─── EXTRACTED INFORMATION

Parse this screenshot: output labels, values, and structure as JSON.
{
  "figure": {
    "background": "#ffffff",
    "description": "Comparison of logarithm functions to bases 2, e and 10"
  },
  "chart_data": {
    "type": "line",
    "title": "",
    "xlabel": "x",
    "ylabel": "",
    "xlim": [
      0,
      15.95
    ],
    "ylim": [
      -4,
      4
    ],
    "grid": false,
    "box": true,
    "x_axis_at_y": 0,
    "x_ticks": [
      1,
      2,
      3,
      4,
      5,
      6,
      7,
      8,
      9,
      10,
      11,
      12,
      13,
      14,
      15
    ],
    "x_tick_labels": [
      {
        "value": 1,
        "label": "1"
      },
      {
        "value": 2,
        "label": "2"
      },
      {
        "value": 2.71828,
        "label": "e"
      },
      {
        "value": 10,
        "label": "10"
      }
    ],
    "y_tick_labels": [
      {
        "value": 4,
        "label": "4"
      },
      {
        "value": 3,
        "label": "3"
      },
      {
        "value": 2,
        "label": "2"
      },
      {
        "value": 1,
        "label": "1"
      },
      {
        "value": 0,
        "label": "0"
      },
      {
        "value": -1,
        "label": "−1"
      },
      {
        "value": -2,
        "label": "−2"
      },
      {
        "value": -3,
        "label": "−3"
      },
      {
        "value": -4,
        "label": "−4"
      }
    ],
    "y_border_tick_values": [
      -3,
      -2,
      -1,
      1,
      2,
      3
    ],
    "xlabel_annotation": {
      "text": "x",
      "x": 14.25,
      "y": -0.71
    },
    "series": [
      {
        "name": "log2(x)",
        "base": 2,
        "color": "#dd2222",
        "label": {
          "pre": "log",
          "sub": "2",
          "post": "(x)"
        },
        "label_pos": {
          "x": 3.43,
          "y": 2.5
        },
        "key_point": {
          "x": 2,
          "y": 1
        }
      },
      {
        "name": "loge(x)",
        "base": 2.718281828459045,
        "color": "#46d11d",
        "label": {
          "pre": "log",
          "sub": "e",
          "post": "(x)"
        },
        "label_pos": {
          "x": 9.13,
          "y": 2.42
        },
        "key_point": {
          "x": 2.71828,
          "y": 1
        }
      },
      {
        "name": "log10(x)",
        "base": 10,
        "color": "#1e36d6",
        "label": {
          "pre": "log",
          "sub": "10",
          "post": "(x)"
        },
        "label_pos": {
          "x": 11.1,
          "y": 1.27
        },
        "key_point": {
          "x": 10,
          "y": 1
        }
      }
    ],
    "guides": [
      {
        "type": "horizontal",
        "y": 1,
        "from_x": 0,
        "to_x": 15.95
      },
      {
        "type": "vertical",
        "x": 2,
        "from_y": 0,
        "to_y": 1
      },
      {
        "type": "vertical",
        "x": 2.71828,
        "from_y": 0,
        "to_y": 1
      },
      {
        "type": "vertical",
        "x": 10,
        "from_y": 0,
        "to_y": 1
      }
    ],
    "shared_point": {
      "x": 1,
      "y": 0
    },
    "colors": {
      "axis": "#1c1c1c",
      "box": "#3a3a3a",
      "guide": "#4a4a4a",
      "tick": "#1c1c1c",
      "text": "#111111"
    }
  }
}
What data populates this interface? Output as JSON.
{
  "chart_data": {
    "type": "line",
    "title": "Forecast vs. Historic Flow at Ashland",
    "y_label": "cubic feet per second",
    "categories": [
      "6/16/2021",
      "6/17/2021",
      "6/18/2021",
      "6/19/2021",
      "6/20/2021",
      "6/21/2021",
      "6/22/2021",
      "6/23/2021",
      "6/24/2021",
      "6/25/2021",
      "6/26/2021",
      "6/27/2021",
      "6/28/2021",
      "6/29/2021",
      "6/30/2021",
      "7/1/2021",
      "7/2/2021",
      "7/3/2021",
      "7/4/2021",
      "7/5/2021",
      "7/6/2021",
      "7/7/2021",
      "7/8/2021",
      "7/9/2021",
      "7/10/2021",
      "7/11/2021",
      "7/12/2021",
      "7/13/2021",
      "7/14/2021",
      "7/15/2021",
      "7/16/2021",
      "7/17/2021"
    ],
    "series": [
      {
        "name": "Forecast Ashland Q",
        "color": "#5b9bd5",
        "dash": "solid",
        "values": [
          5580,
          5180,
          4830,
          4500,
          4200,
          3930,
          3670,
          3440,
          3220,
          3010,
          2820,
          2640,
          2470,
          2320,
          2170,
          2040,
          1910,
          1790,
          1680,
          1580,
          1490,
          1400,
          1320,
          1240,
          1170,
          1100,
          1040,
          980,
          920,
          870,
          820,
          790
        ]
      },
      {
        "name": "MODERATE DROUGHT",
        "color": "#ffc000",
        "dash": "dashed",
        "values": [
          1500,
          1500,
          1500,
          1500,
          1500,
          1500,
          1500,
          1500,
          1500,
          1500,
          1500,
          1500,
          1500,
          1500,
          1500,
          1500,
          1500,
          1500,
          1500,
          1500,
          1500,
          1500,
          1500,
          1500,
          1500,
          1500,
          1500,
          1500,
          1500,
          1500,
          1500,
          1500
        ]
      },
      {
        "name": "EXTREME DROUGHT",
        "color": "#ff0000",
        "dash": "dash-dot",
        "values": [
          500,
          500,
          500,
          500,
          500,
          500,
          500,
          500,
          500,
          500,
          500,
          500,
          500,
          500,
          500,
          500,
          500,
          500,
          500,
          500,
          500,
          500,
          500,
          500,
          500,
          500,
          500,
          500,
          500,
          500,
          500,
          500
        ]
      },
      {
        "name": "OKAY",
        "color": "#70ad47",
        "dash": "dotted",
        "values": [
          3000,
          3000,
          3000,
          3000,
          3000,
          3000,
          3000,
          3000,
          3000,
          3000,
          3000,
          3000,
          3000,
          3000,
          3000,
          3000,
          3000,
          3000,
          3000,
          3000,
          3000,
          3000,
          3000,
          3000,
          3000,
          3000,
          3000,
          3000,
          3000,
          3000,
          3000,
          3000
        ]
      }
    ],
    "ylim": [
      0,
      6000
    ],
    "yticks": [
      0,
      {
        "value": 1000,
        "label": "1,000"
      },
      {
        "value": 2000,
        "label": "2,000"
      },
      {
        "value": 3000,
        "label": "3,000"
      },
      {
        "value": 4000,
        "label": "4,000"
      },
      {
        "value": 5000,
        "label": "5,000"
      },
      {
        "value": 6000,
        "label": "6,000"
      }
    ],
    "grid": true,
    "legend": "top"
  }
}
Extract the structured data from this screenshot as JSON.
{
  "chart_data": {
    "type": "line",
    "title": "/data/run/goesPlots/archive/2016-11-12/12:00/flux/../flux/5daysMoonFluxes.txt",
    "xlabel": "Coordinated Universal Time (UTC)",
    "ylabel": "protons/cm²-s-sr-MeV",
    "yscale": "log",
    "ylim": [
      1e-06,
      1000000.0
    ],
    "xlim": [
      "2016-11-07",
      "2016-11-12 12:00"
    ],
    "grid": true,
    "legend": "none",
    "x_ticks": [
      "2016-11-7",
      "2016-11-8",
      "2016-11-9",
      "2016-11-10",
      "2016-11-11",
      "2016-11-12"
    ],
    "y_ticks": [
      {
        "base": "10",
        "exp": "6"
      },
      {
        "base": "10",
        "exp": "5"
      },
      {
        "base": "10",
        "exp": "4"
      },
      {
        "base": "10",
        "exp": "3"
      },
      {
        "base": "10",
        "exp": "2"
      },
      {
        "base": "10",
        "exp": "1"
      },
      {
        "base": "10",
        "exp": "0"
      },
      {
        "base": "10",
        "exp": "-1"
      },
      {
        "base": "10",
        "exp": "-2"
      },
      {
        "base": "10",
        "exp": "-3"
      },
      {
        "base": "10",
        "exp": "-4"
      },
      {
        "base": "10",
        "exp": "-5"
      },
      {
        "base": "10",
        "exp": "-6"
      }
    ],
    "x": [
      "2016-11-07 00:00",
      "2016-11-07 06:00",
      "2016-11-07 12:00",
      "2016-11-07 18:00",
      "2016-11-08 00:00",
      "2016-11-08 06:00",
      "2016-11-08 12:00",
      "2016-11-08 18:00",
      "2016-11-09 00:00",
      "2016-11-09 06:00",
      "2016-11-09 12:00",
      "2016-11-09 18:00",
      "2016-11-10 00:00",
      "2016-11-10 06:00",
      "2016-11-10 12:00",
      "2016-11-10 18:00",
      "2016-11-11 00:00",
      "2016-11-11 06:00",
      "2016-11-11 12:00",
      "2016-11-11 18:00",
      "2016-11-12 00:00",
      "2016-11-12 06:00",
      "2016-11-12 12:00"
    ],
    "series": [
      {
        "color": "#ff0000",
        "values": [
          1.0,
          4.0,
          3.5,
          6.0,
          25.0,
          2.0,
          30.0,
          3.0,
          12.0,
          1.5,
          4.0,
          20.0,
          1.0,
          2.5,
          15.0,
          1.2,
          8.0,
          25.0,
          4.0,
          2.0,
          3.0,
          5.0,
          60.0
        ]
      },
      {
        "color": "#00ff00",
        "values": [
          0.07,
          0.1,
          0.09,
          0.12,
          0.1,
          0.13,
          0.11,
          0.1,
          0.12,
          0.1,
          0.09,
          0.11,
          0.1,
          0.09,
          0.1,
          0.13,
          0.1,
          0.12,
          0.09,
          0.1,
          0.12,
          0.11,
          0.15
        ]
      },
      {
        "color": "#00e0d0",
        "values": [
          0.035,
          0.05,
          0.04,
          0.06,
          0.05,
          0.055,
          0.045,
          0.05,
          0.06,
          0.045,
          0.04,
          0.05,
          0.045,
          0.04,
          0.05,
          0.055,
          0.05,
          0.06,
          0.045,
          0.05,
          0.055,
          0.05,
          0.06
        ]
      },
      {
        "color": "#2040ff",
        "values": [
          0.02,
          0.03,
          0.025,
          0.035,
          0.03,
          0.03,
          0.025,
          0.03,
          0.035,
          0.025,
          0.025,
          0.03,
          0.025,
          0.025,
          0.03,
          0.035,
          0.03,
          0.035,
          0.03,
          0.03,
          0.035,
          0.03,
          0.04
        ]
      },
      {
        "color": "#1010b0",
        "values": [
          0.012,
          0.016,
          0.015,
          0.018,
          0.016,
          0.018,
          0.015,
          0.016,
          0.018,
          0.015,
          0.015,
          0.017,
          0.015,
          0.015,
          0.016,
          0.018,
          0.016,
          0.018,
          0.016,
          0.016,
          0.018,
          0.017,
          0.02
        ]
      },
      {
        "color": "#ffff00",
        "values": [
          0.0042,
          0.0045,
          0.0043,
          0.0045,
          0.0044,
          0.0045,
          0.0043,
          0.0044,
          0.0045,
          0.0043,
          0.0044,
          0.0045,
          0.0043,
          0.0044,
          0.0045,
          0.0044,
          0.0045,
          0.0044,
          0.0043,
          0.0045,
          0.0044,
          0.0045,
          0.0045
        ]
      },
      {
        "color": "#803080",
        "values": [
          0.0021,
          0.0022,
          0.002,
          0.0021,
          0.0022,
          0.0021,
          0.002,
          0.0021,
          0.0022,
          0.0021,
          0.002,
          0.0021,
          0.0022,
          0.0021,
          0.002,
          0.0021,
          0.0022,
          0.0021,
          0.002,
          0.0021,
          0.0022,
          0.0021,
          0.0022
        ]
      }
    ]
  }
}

──────

WRITTEN INSTRUCTION
Show every line of the records above that contains the word "screenshot".

THE OUTPUT
Parse this screenshot: output labels, values, and structure as JSON.
Extract the structured data from this screenshot as JSON.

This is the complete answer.